### Aim
Copy every entry precisely.

Saved entries
»»
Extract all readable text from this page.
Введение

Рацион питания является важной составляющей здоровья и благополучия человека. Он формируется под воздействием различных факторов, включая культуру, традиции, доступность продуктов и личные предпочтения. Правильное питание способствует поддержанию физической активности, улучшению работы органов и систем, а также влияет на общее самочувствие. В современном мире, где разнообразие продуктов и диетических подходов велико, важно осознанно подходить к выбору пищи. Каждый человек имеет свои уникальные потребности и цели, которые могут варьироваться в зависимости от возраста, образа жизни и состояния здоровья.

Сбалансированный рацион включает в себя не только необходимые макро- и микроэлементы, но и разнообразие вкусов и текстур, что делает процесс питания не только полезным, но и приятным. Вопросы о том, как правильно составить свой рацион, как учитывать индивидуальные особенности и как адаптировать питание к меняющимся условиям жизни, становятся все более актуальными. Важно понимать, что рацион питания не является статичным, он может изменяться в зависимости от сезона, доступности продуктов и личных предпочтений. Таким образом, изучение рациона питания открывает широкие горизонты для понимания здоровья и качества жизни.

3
««
### Correct output
Extract all readable text from this page.
Введение

Рацион питания является важной составляющей здоровья и благополучия человека. Он формируется под воздействием различных факторов, включая культуру, традиции, доступность продуктов и личные предпочтения. Правильное питание способствует поддержанию физической активности, улучшению работы органов и систем, а также влияет на общее самочувствие. В современном мире, где разнообразие продуктов и диетических подходов велико, важно осознанно подходить к выбору пищи. Каждый человек имеет свои уникальные потребности и цели, которые могут варьироваться в зависимости от возраста, образа жизни и состояния здоровья.

Сбалансированный рацион включает в себя не только необходимые макро- и микроэлементы, но и разнообразие вкусов и текстур, что делает процесс питания не только полезным, но и приятным. Вопросы о том, как правильно составить свой рацион, как учитывать индивидуальные особенности и как адаптировать питание к меняющимся условиям жизни, становятся все более актуальными. Важно понимать, что рацион питания не является статичным, он может изменяться в зависимости от сезона, доступности продуктов и личных предпочтений. Таким образом, изучение рациона питания открывает широкие горизонты для понимания здоровья и качества жизни.

3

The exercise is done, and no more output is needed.